> _MATERIAL PROVIDED_
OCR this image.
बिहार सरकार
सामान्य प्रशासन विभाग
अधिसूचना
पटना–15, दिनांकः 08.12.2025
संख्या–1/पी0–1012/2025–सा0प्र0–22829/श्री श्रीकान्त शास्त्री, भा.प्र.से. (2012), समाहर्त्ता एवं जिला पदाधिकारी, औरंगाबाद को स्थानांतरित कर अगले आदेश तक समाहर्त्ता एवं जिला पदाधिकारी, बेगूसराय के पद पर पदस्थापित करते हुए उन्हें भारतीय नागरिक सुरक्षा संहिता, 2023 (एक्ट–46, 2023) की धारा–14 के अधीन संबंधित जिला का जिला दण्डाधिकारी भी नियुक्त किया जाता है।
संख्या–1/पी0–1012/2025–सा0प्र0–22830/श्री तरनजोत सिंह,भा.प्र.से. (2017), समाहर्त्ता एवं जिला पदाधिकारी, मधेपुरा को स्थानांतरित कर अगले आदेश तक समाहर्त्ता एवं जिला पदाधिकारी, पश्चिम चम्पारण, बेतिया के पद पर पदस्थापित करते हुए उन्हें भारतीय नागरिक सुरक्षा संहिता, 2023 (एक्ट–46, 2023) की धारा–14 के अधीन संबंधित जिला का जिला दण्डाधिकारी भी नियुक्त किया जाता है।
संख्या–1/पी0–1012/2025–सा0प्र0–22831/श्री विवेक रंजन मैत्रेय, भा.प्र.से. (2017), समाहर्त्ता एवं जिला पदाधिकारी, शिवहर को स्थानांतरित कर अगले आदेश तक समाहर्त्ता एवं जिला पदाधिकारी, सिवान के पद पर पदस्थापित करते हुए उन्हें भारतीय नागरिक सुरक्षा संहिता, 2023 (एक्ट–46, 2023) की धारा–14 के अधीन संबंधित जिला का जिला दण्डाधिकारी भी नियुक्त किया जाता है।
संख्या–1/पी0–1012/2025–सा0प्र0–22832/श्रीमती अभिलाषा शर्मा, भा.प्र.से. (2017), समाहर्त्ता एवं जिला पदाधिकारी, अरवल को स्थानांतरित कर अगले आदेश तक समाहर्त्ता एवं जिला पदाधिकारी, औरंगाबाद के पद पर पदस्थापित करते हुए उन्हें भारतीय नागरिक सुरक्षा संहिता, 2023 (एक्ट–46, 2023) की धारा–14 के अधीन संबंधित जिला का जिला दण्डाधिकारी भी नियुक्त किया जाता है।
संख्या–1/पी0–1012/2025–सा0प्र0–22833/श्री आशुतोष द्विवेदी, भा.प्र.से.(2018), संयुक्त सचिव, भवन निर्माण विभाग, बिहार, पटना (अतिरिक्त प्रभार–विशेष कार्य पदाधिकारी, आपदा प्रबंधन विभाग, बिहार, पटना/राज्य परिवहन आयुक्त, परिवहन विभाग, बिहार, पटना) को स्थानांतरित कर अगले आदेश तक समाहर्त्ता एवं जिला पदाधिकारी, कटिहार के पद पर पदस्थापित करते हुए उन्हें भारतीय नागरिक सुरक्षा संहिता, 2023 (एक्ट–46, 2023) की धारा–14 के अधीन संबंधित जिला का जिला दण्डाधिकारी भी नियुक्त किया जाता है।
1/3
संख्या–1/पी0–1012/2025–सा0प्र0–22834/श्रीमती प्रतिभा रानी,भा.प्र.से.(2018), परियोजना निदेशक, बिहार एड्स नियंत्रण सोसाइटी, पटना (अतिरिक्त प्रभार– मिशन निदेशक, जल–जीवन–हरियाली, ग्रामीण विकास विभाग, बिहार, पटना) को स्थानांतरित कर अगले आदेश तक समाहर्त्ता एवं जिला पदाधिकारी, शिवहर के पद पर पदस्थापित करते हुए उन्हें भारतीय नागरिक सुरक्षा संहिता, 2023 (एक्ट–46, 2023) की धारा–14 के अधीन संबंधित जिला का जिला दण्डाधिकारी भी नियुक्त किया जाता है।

> _EXERCISE_
Every entry should be printed again exactly as it stands.

> _ANSWER TO THIS PROBLEM_
OCR this image.
बिहार सरकार
सामान्य प्रशासन विभाग
अधिसूचना
पटना–15, दिनांकः 08.12.2025
संख्या–1/पी0–1012/2025–सा0प्र0–22829/श्री श्रीकान्त शास्त्री, भा.प्र.से. (2012), समाहर्त्ता एवं जिला पदाधिकारी, औरंगाबाद को स्थानांतरित कर अगले आदेश तक समाहर्त्ता एवं जिला पदाधिकारी, बेगूसराय के पद पर पदस्थापित करते हुए उन्हें भारतीय नागरिक सुरक्षा संहिता, 2023 (एक्ट–46, 2023) की धारा–14 के अधीन संबंधित जिला का जिला दण्डाधिकारी भी नियुक्त किया जाता है।
संख्या–1/पी0–1012/2025–सा0प्र0–22830/श्री तरनजोत सिंह,भा.प्र.से. (2017), समाहर्त्ता एवं जिला पदाधिकारी, मधेपुरा को स्थानांतरित कर अगले आदेश तक समाहर्त्ता एवं जिला पदाधिकारी, पश्चिम चम्पारण, बेतिया के पद पर पदस्थापित करते हुए उन्हें भारतीय नागरिक सुरक्षा संहिता, 2023 (एक्ट–46, 2023) की धारा–14 के अधीन संबंधित जिला का जिला दण्डाधिकारी भी नियुक्त किया जाता है।
संख्या–1/पी0–1012/2025–सा0प्र0–22831/श्री विवेक रंजन मैत्रेय, भा.प्र.से. (2017), समाहर्त्ता एवं जिला पदाधिकारी, शिवहर को स्थानांतरित कर अगले आदेश तक समाहर्त्ता एवं जिला पदाधिकारी, सिवान के पद पर पदस्थापित करते हुए उन्हें भारतीय नागरिक सुरक्षा संहिता, 2023 (एक्ट–46, 2023) की धारा–14 के अधीन संबंधित जिला का जिला दण्डाधिकारी भी नियुक्त किया जाता है।
संख्या–1/पी0–1012/2025–सा0प्र0–22832/श्रीमती अभिलाषा शर्मा, भा.प्र.से. (2017), समाहर्त्ता एवं जिला पदाधिकारी, अरवल को स्थानांतरित कर अगले आदेश तक समाहर्त्ता एवं जिला पदाधिकारी, औरंगाबाद के पद पर पदस्थापित करते हुए उन्हें भारतीय नागरिक सुरक्षा संहिता, 2023 (एक्ट–46, 2023) की धारा–14 के अधीन संबंधित जिला का जिला दण्डाधिकारी भी नियुक्त किया जाता है।
संख्या–1/पी0–1012/2025–सा0प्र0–22833/श्री आशुतोष द्विवेदी, भा.प्र.से.(2018), संयुक्त सचिव, भवन निर्माण विभाग, बिहार, पटना (अतिरिक्त प्रभार–विशेष कार्य पदाधिकारी, आपदा प्रबंधन विभाग, बिहार, पटना/राज्य परिवहन आयुक्त, परिवहन विभाग, बिहार, पटना) को स्थानांतरित कर अगले आदेश तक समाहर्त्ता एवं जिला पदाधिकारी, कटिहार के पद पर पदस्थापित करते हुए उन्हें भारतीय नागरिक सुरक्षा संहिता, 2023 (एक्ट–46, 2023) की धारा–14 के अधीन संबंधित जिला का जिला दण्डाधिकारी भी नियुक्त किया जाता है।
1/3
संख्या–1/पी0–1012/2025–सा0प्र0–22834/श्रीमती प्रतिभा रानी,भा.प्र.से.(2018), परियोजना निदेशक, बिहार एड्स नियंत्रण सोसाइटी, पटना (अतिरिक्त प्रभार– मिशन निदेशक, जल–जीवन–हरियाली, ग्रामीण विकास विभाग, बिहार, पटना) को स्थानांतरित कर अगले आदेश तक समाहर्त्ता एवं जिला पदाधिकारी, शिवहर के पद पर पदस्थापित करते हुए उन्हें भारतीय नागरिक सुरक्षा संहिता, 2023 (एक्ट–46, 2023) की धारा–14 के अधीन संबंधित जिला का जिला दण्डाधिकारी भी नियुक्त किया जाता है।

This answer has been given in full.